┌──
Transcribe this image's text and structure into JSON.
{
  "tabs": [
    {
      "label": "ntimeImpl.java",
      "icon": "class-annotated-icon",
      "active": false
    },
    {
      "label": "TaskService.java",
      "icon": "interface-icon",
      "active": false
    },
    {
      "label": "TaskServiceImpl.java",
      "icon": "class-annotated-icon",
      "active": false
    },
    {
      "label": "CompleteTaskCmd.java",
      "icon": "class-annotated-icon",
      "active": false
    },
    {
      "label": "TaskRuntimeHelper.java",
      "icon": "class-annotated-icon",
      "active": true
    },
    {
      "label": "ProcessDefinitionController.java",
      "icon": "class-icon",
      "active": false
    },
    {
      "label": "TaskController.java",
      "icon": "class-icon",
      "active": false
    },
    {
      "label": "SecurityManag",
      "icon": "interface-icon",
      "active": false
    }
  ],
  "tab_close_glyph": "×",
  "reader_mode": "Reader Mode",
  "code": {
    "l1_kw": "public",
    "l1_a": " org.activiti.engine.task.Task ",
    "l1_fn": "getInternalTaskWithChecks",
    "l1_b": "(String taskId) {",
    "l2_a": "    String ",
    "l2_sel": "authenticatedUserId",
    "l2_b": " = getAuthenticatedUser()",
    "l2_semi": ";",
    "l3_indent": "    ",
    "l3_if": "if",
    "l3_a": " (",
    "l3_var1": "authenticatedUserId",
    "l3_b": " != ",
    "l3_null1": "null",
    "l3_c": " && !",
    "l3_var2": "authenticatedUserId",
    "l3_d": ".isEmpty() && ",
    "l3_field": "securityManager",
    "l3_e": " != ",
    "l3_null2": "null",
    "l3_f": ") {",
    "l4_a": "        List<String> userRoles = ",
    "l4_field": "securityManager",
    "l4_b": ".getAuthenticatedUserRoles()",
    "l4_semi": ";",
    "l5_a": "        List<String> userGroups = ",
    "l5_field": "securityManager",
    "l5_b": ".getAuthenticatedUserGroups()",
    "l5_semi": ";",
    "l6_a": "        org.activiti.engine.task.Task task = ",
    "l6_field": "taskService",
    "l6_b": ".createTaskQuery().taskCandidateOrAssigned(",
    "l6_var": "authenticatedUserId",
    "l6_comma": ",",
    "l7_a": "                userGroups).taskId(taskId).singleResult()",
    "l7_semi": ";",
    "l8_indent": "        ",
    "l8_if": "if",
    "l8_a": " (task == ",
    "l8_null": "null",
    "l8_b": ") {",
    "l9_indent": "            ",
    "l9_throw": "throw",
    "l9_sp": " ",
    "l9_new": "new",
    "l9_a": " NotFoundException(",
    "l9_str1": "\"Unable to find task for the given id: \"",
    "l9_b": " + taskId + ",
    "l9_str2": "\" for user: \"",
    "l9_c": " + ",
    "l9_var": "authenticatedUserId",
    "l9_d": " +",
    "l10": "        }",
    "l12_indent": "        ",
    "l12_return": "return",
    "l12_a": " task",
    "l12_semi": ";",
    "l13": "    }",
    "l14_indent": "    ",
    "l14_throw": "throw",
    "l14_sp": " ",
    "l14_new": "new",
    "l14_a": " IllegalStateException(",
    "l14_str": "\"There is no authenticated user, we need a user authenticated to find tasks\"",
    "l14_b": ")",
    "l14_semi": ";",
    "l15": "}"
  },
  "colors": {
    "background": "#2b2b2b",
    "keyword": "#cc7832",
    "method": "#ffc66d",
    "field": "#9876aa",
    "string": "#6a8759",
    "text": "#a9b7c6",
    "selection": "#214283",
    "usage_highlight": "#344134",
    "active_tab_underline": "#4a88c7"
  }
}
└──
Every line above needs to be retyped exactly.

Transcribe this image's text and structure into JSON.
{
  "tabs": [
    {
      "label": "ntimeImpl.java",
      "icon": "class-annotated-icon",
      "active": false
    },
    {
      "label": "TaskService.java",
      "icon": "interface-icon",
      "active": false
    },
    {
      "label": "TaskServiceImpl.java",
      "icon": "class-annotated-icon",
      "active": false
    },
    {
      "label": "CompleteTaskCmd.java",
      "icon": "class-annotated-icon",
      "active": false
    },
    {
      "label": "TaskRuntimeHelper.java",
      "icon": "class-annotated-icon",
      "active": true
    },
    {
      "label": "ProcessDefinitionController.java",
      "icon": "class-icon",
      "active": false
    },
    {
      "label": "TaskController.java",
      "icon": "class-icon",
      "active": false
    },
    {
      "label": "SecurityManag",
      "icon": "interface-icon",
      "active": false
    }
  ],
  "tab_close_glyph": "×",
  "reader_mode": "Reader Mode",
  "code": {
    "l1_kw": "public",
    "l1_a": " org.activiti.engine.task.Task ",
    "l1_fn": "getInternalTaskWithChecks",
    "l1_b": "(String taskId) {",
    "l2_a": "    String ",
    "l2_sel": "authenticatedUserId",
    "l2_b": " = getAuthenticatedUser()",
    "l2_semi": ";",
    "l3_indent": "    ",
    "l3_if": "if",
    "l3_a": " (",
    "l3_var1": "authenticatedUserId",
    "l3_b": " != ",
    "l3_null1": "null",
    "l3_c": " && !",
    "l3_var2": "authenticatedUserId",
    "l3_d": ".isEmpty() && ",
    "l3_field": "securityManager",
    "l3_e": " != ",
    "l3_null2": "null",
    "l3_f": ") {",
    "l4_a": "        List<String> userRoles = ",
    "l4_field": "securityManager",
    "l4_b": ".getAuthenticatedUserRoles()",
    "l4_semi": ";",
    "l5_a": "        List<String> userGroups = ",
    "l5_field": "securityManager",
    "l5_b": ".getAuthenticatedUserGroups()",
    "l5_semi": ";",
    "l6_a": "        org.activiti.engine.task.Task task = ",
    "l6_field": "taskService",
    "l6_b": ".createTaskQuery().taskCandidateOrAssigned(",
    "l6_var": "authenticatedUserId",
    "l6_comma": ",",
    "l7_a": "                userGroups).taskId(taskId).singleResult()",
    "l7_semi": ";",
    "l8_indent": "        ",
    "l8_if": "if",
    "l8_a": " (task == ",
    "l8_null": "null",
    "l8_b": ") {",
    "l9_indent": "            ",
    "l9_throw": "throw",
    "l9_sp": " ",
    "l9_new": "new",
    "l9_a": " NotFoundException(",
    "l9_str1": "\"Unable to find task for the given id: \"",
    "l9_b": " + taskId + ",
    "l9_str2": "\" for user: \"",
    "l9_c": " + ",
    "l9_var": "authenticatedUserId",
    "l9_d": " +",
    "l10": "        }",
    "l12_indent": "        ",
    "l12_return": "return",
    "l12_a": " task",
    "l12_semi": ";",
    "l13": "    }",
    "l14_indent": "    ",
    "l14_throw": "throw",
    "l14_sp": " ",
    "l14_new": "new",
    "l14_a": " IllegalStateException(",
    "l14_str": "\"There is no authenticated user, we need a user authenticated to find tasks\"",
    "l14_b": ")",
    "l14_semi": ";",
    "l15": "}"
  },
  "colors": {
    "background": "#2b2b2b",
    "keyword": "#cc7832",
    "method": "#ffc66d",
    "field": "#9876aa",
    "string": "#6a8759",
    "text": "#a9b7c6",
    "selection": "#214283",
    "usage_highlight": "#344134",
    "active_tab_underline": "#4a88c7"
  }
}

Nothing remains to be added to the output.